Page:
Is It Urgent or Is
by Robin L. Silverman
The other day I opened my Email and saw the word
"URGENT!" in the subject line of one of the
messages. I looked at it curiously, because this
individual, a business associate, knew from experience
that I would respond quickly to any message she sent. I
also knew that the challenge she and I were facing
together was important, but not life-threatening. So I
answered her question in the same polite and prompt
manner as I had been, adding as a P.S. "It’s not
necessary to write ‘URGENT’ in your subject line.
You know I always respond to you."
The incident gave me flashbacks to a salesperson who
also flagged every voicemail message she left me with
"URGENT!" in spite of the fact that she, too,
received timely and polite responses. I quickly learned
that she and I had very different definitions of what
"urgent" meant, which diminished all of her
communications to me. When our business was concluded, I
removed her name from my Rolodex.
However, both these women exhibited a trend that is
causing tremendous stress both at home and in the
workplace today. We think far too many things are
"urgent." We feel like they bearing down on
us, demanding answers. But are they really? Are we
really trapped, in danger or overlooked so frequently
that we must scream for help or response? Or are we in
simply perceiving ourselves into a state of unrelenting
Because I know how devastating stress can be to our
mental, physical and spiritual health, I found myself
asking, "What is ‘urgent’ anyway?"

Given data:
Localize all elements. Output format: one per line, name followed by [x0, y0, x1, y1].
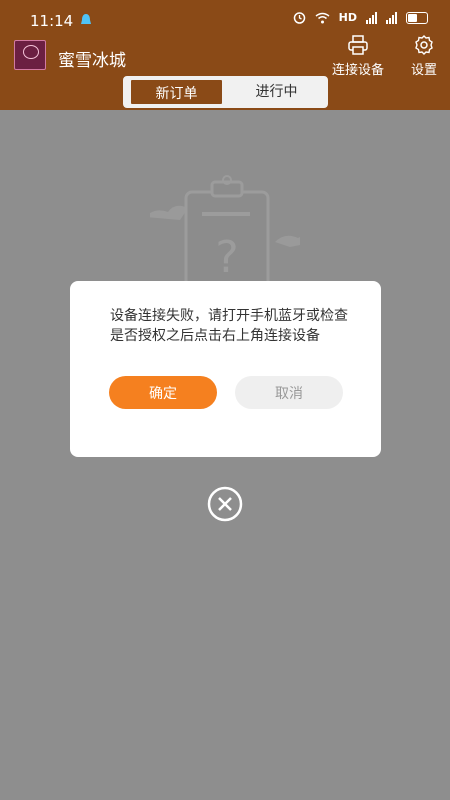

Instruction: Could you repeat the essay above about what counts as "urgent," word for word from its title line to its last line?

Complete response:
Is It Urgent or Is
by Robin L. Silverman
The other day I opened my Email and saw the word
"URGENT!" in the subject line of one of the
messages. I looked at it curiously, because this
individual, a business associate, knew from experience
that I would respond quickly to any message she sent. I
also knew that the challenge she and I were facing
together was important, but not life-threatening. So I
answered her question in the same polite and prompt
manner as I had been, adding as a P.S. "It’s not
necessary to write ‘URGENT’ in your subject line.
You know I always respond to you."
The incident gave me flashbacks to a salesperson who
also flagged every voicemail message she left me with
"URGENT!" in spite of the fact that she, too,
received timely and polite responses. I quickly learned
that she and I had very different definitions of what
"urgent" meant, which diminished all of her
communications to me. When our business was concluded, I
removed her name from my Rolodex.
However, both these women exhibited a trend that is
causing tremendous stress both at home and in the
workplace today. We think far too many things are
"urgent." We feel like they bearing down on
us, demanding answers. But are they really? Are we
really trapped, in danger or overlooked so frequently
that we must scream for help or response? Or are we in
simply perceiving ourselves into a state of unrelenting
Because I know how devastating stress can be to our
mental, physical and spiritual health, I found myself
asking, "What is ‘urgent’ anyway?"